Your objective:
Skip the pictures and quote all of the lines exactly.

━━━━━━

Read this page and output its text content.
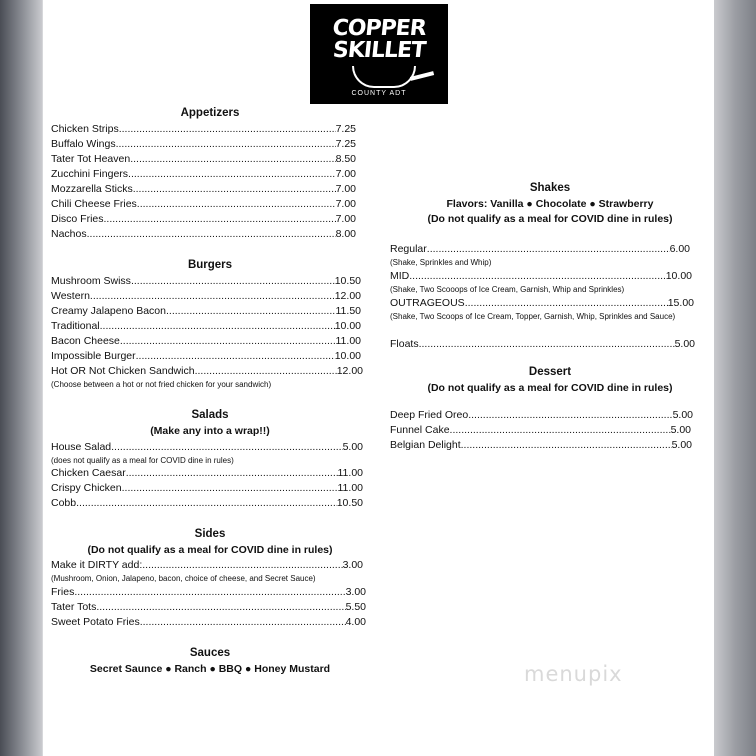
COPPER
SKILLET
COUNTY ADT
Appetizers
Chicken Strips .....	7.25
Buffalo Wings .....	7.25
Tater Tot Heaven .....	8.50
Zucchini Fingers .....	7.00
Mozzarella Sticks .....	7.00
Chili Cheese Fries .....	7.00
Disco Fries .....	7.00
Nachos .....	8.00
Burgers
Mushroom Swiss .....	10.50
Western .....	12.00
Creamy Jalapeno Bacon .....	11.50
Traditional .....	10.00
Bacon Cheese .....	11.00
Impossible Burger .....	10.00
Hot OR Not Chicken Sandwich .....	12.00
(Choose between a hot or not fried chicken for your sandwich)
Salads
(Make any into a wrap!!)
House Salad .....	5.00
(does not qualify as a meal for COVID dine in rules)
Chicken Caesar .....	11.00
Crispy Chicken .....	11.00
Cobb .....	10.50
Sides
(Do not qualify as a meal for COVID dine in rules)
Make it DIRTY add: .....	3.00
(Mushroom, Onion, Jalapeno, bacon, choice of cheese, and Secret Sauce)
Fries .....	3.00
Tater Tots .....	5.50
Sweet Potato Fries .....	4.00
Sauces
Secret Saunce ● Ranch ● BBQ ● Honey Mustard
Shakes
Flavors: Vanilla ● Chocolate ● Strawberry
(Do not qualify as a meal for COVID dine in rules)
Regular .....	6.00
(Shake, Sprinkles and Whip)
MID .....	10.00
(Shake, Two Scooops of Ice Cream, Garnish, Whip and Sprinkles)
OUTRAGEOUS .....	15.00
(Shake, Two Scoops of Ice Cream, Topper, Garnish, Whip, Sprinkles and Sauce)
Floats .....	5.00
Dessert
(Do not qualify as a meal for COVID dine in rules)
Deep Fried Oreo .....	5.00
Funnel Cake .....	5.00
Belgian Delight .....	5.00
menupix
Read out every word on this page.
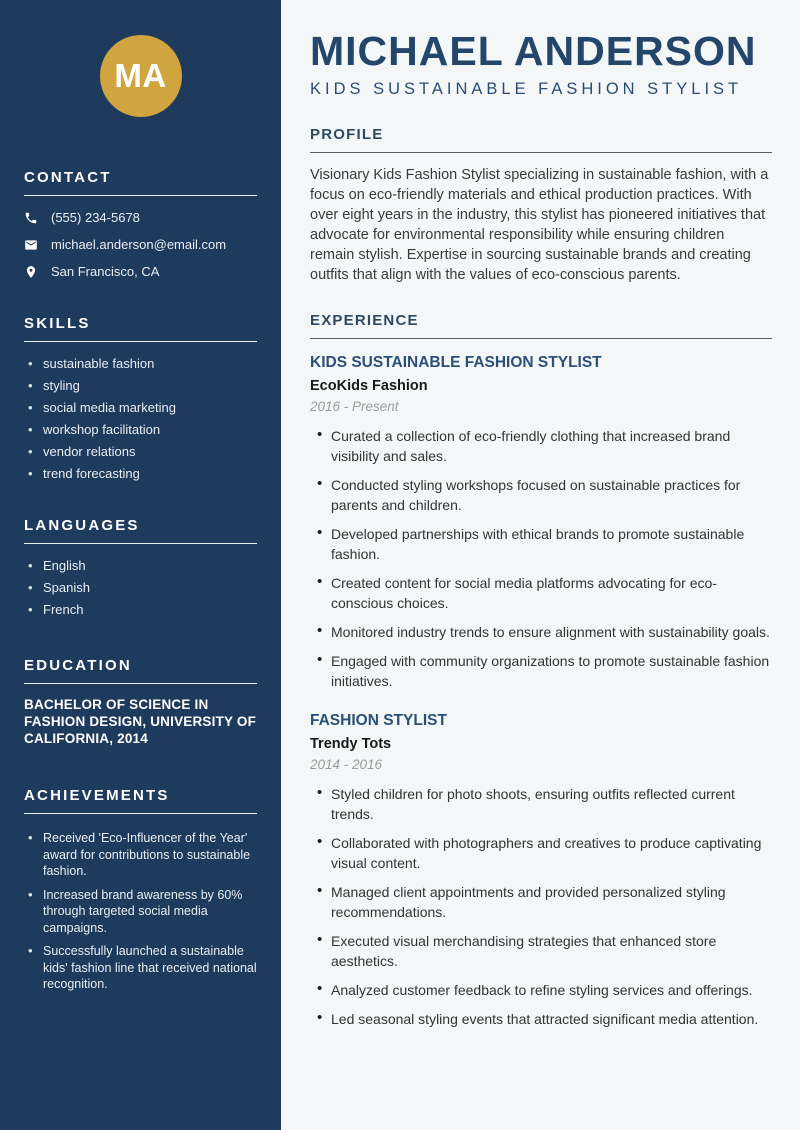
MA
CONTACT
(555) 234-5678
michael.anderson@email.com
San Francisco, CA
SKILLS
• sustainable fashion
• styling
• social media marketing
• workshop facilitation
• vendor relations
• trend forecasting
LANGUAGES
• English
• Spanish
• French
EDUCATION

BACHELOR OF SCIENCE IN FASHION DESIGN, UNIVERSITY OF CALIFORNIA, 2014

ACHIEVEMENTS
• Received 'Eco-Influencer of the Year' award for contributions to sustainable fashion.
• Increased brand awareness by 60% through targeted social media campaigns.
• Successfully launched a sustainable kids' fashion line that received national recognition.
MICHAEL ANDERSON
KIDS SUSTAINABLE FASHION STYLIST
PROFILE

Visionary Kids Fashion Stylist specializing in sustainable fashion, with a focus on eco-friendly materials and ethical production practices. With over eight years in the industry, this stylist has pioneered initiatives that advocate for environmental responsibility while ensuring children remain stylish. Expertise in sourcing sustainable brands and creating outfits that align with the values of eco-conscious parents.

EXPERIENCE
KIDS SUSTAINABLE FASHION STYLIST
EcoKids Fashion
2016 - Present
• Curated a collection of eco-friendly clothing that increased brand visibility and sales.
• Conducted styling workshops focused on sustainable practices for parents and children.
• Developed partnerships with ethical brands to promote sustainable fashion.
• Created content for social media platforms advocating for eco-conscious choices.
• Monitored industry trends to ensure alignment with sustainability goals.
• Engaged with community organizations to promote sustainable fashion initiatives.
FASHION STYLIST
Trendy Tots
2014 - 2016
• Styled children for photo shoots, ensuring outfits reflected current trends.
• Collaborated with photographers and creatives to produce captivating visual content.
• Managed client appointments and provided personalized styling recommendations.
• Executed visual merchandising strategies that enhanced store aesthetics.
• Analyzed customer feedback to refine styling services and offerings.
• Led seasonal styling events that attracted significant media attention.
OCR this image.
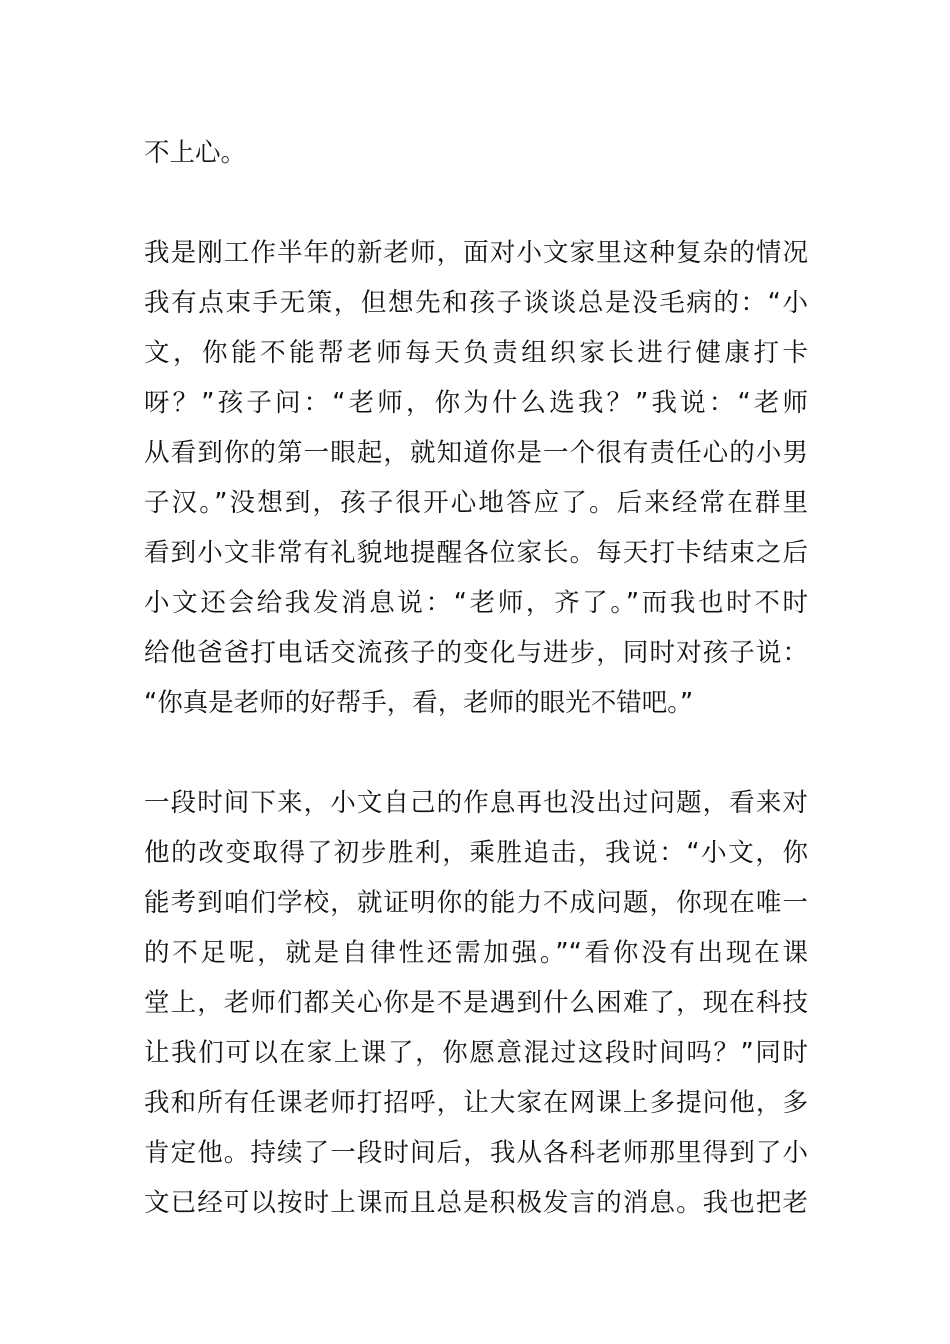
不上心。
我是刚工作半年的新老师，面对小文家里这种复杂的情况
我有点束手无策，但想先和孩子谈谈总是没毛病的：“小
文，你能不能帮老师每天负责组织家长进行健康打卡
呀？”孩子问：“老师，你为什么选我？”我说：“老师
从看到你的第一眼起，就知道你是一个很有责任心的小男
子汉。”没想到，孩子很开心地答应了。后来经常在群里
看到小文非常有礼貌地提醒各位家长。每天打卡结束之后
小文还会给我发消息说：“老师，齐了。”而我也时不时
给他爸爸打电话交流孩子的变化与进步，同时对孩子说：
“你真是老师的好帮手，看，老师的眼光不错吧。”
一段时间下来，小文自己的作息再也没出过问题，看来对
他的改变取得了初步胜利，乘胜追击，我说：“小文，你
能考到咱们学校，就证明你的能力不成问题，你现在唯一
的不足呢，就是自律性还需加强。”“看你没有出现在课
堂上，老师们都关心你是不是遇到什么困难了，现在科技
让我们可以在家上课了，你愿意混过这段时间吗？”同时
我和所有任课老师打招呼，让大家在网课上多提问他，多
肯定他。持续了一段时间后，我从各科老师那里得到了小
文已经可以按时上课而且总是积极发言的消息。我也把老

━━━━━━

Answer to this task:
Read this page and output its text content.
COPPER
SKILLET
COUNTY ADT
Appetizers
Chicken Strips .....	7.25
Buffalo Wings .....	7.25
Tater Tot Heaven .....	8.50
Zucchini Fingers .....	7.00
Mozzarella Sticks .....	7.00
Chili Cheese Fries .....	7.00
Disco Fries .....	7.00
Nachos .....	8.00
Burgers
Mushroom Swiss .....	10.50
Western .....	12.00
Creamy Jalapeno Bacon .....	11.50
Traditional .....	10.00
Bacon Cheese .....	11.00
Impossible Burger .....	10.00
Hot OR Not Chicken Sandwich .....	12.00
(Choose between a hot or not fried chicken for your sandwich)
Salads
(Make any into a wrap!!)
House Salad .....	5.00
(does not qualify as a meal for COVID dine in rules)
Chicken Caesar .....	11.00
Crispy Chicken .....	11.00
Cobb .....	10.50
Sides
(Do not qualify as a meal for COVID dine in rules)
Make it DIRTY add: .....	3.00
(Mushroom, Onion, Jalapeno, bacon, choice of cheese, and Secret Sauce)
Fries .....	3.00
Tater Tots .....	5.50
Sweet Potato Fries .....	4.00
Sauces
Secret Saunce ● Ranch ● BBQ ● Honey Mustard
Shakes
Flavors: Vanilla ● Chocolate ● Strawberry
(Do not qualify as a meal for COVID dine in rules)
Regular .....	6.00
(Shake, Sprinkles and Whip)
MID .....	10.00
(Shake, Two Scooops of Ice Cream, Garnish, Whip and Sprinkles)
OUTRAGEOUS .....	15.00
(Shake, Two Scoops of Ice Cream, Topper, Garnish, Whip, Sprinkles and Sauce)
Floats .....	5.00
Dessert
(Do not qualify as a meal for COVID dine in rules)
Deep Fried Oreo .....	5.00
Funnel Cake .....	5.00
Belgian Delight .....	5.00
menupix
Read out every word on this page.
MA
CONTACT
(555) 234-5678
michael.anderson@email.com
San Francisco, CA
SKILLS
• sustainable fashion
• styling
• social media marketing
• workshop facilitation
• vendor relations
• trend forecasting
LANGUAGES
• English
• Spanish
• French
EDUCATION

BACHELOR OF SCIENCE IN FASHION DESIGN, UNIVERSITY OF CALIFORNIA, 2014

ACHIEVEMENTS
• Received 'Eco-Influencer of the Year' award for contributions to sustainable fashion.
• Increased brand awareness by 60% through targeted social media campaigns.
• Successfully launched a sustainable kids' fashion line that received national recognition.
MICHAEL ANDERSON
KIDS SUSTAINABLE FASHION STYLIST
PROFILE

Visionary Kids Fashion Stylist specializing in sustainable fashion, with a focus on eco-friendly materials and ethical production practices. With over eight years in the industry, this stylist has pioneered initiatives that advocate for environmental responsibility while ensuring children remain stylish. Expertise in sourcing sustainable brands and creating outfits that align with the values of eco-conscious parents.

EXPERIENCE
KIDS SUSTAINABLE FASHION STYLIST
EcoKids Fashion
2016 - Present
• Curated a collection of eco-friendly clothing that increased brand visibility and sales.
• Conducted styling workshops focused on sustainable practices for parents and children.
• Developed partnerships with ethical brands to promote sustainable fashion.
• Created content for social media platforms advocating for eco-conscious choices.
• Monitored industry trends to ensure alignment with sustainability goals.
• Engaged with community organizations to promote sustainable fashion initiatives.
FASHION STYLIST
Trendy Tots
2014 - 2016
• Styled children for photo shoots, ensuring outfits reflected current trends.
• Collaborated with photographers and creatives to produce captivating visual content.
• Managed client appointments and provided personalized styling recommendations.
• Executed visual merchandising strategies that enhanced store aesthetics.
• Analyzed customer feedback to refine styling services and offerings.
• Led seasonal styling events that attracted significant media attention.
OCR this image.
不上心。
我是刚工作半年的新老师，面对小文家里这种复杂的情况
我有点束手无策，但想先和孩子谈谈总是没毛病的：“小
文，你能不能帮老师每天负责组织家长进行健康打卡
呀？”孩子问：“老师，你为什么选我？”我说：“老师
从看到你的第一眼起，就知道你是一个很有责任心的小男
子汉。”没想到，孩子很开心地答应了。后来经常在群里
看到小文非常有礼貌地提醒各位家长。每天打卡结束之后
小文还会给我发消息说：“老师，齐了。”而我也时不时
给他爸爸打电话交流孩子的变化与进步，同时对孩子说：
“你真是老师的好帮手，看，老师的眼光不错吧。”
一段时间下来，小文自己的作息再也没出过问题，看来对
他的改变取得了初步胜利，乘胜追击，我说：“小文，你
能考到咱们学校，就证明你的能力不成问题，你现在唯一
的不足呢，就是自律性还需加强。”“看你没有出现在课
堂上，老师们都关心你是不是遇到什么困难了，现在科技
让我们可以在家上课了，你愿意混过这段时间吗？”同时
我和所有任课老师打招呼，让大家在网课上多提问他，多
肯定他。持续了一段时间后，我从各科老师那里得到了小
文已经可以按时上课而且总是积极发言的消息。我也把老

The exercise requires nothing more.